→ TEXT:
>> start

# New car :-))



## coupe-sport (May 7, 2002)

Bought myself a spanking new MR2 today. Took a while but got dealer to drop nearly Â£1900 off the price. Delivered on the 10th of Sept. Can't wait 

So it's goodbye to the van :-*


----------



## kmpowell (May 6, 2002)

Colour combo, spec etc....? 

Have they put power roofs on them yet?


----------



## coupe-sport (May 7, 2002)

Silver / Red. 12 week wait on the yellow so stuck with good old silver :roll:

Power roof ? - just reach behind and pull it up 8)


----------



## snaxo (May 31, 2002)

Nice one James - congrats. Look forward to seeing it! 

Damian


----------



## ronin (Sep 6, 2003)

Well done mate!
When you want it Zymoled let me know.


----------



## nutts (May 8, 2002)

You won't be going to the next "no ricer" Guildford meet then :wink:


----------



## garyc (May 7, 2002)

Interesting choice James. Lots of torque to relatively none in exchange for top end zing. I have had a few runs with MR2s and they generally go OK. Surprised you didn't do it at beginning of summer ( I know -what summer? :roll: ) Expecting a warm winter? :wink:

Doesn't Teucer also run an MR2?


----------



## danksy (May 6, 2002)

>> end

→ GIVEN PROBLEM A:
Copy the entries below word for word, everything from the line containing "detect and localize" down to the line containing "city-label-sugar: Sugar: [304, 424, 336, 438]", with both of those lines included. Leave the pictures out.

→ DATA FOR PROCESSING:
>> start

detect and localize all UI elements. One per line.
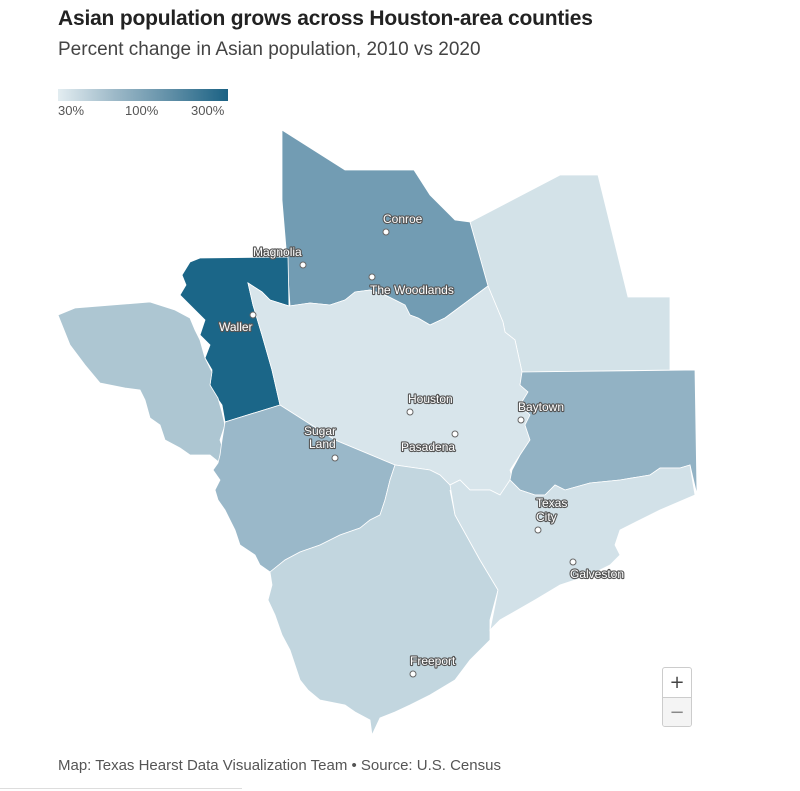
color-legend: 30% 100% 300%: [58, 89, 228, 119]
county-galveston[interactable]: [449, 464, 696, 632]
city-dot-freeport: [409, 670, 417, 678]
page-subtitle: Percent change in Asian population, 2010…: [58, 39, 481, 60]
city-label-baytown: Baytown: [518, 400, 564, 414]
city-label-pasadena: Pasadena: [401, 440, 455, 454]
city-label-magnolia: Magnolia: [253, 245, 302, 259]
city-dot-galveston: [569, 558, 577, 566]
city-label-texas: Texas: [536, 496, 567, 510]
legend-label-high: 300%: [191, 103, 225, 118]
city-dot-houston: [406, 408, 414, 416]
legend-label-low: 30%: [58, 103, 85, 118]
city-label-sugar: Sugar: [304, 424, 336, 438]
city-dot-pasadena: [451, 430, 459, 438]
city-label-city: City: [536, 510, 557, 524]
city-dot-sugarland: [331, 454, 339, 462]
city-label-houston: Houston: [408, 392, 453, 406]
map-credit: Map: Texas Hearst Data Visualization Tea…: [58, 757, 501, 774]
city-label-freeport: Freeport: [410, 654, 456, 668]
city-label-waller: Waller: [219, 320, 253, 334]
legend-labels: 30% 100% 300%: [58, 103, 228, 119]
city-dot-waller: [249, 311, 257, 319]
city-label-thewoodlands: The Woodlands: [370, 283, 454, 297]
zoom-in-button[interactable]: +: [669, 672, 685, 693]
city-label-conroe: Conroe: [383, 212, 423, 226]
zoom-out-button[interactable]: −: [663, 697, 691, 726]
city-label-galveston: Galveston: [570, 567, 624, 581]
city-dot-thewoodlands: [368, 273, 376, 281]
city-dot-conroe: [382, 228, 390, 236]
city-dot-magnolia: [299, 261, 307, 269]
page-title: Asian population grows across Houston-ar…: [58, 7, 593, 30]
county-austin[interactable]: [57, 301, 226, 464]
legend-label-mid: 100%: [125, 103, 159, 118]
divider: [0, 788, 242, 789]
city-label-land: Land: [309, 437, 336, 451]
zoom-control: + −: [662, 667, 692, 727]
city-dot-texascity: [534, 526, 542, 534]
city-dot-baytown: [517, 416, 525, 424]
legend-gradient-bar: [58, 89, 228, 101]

>> end
>> start

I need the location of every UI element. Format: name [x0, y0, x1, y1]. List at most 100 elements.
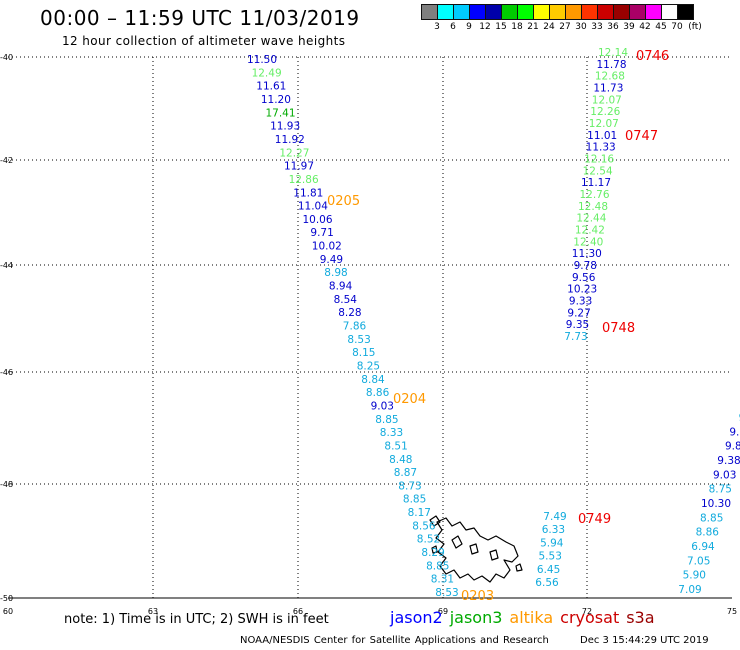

>> end

→ GIVEN PROBLEM B:
Answer these questions about the car thread.
(i) On what date is the new MR2 to be delivered?
(ii) What color combination did coupe-sport choose?
(iii) How long was the wait on the yellow?

→ RESULT A:
detect and localize all UI elements. One per line.
color-legend: 30% 100% 300%: [58, 89, 228, 119]
county-galveston[interactable]: [449, 464, 696, 632]
city-dot-freeport: [409, 670, 417, 678]
page-subtitle: Percent change in Asian population, 2010…: [58, 39, 481, 60]
city-label-baytown: Baytown: [518, 400, 564, 414]
city-label-pasadena: Pasadena: [401, 440, 455, 454]
city-label-magnolia: Magnolia: [253, 245, 302, 259]
city-dot-galveston: [569, 558, 577, 566]
city-label-texas: Texas: [536, 496, 567, 510]
legend-label-high: 300%: [191, 103, 225, 118]
city-dot-houston: [406, 408, 414, 416]
legend-label-low: 30%: [58, 103, 85, 118]
city-label-sugar: Sugar: [304, 424, 336, 438]

→ RESULT B:
(i) The 10th of September.
(ii) Silver / Red.
(iii) 12 weeks.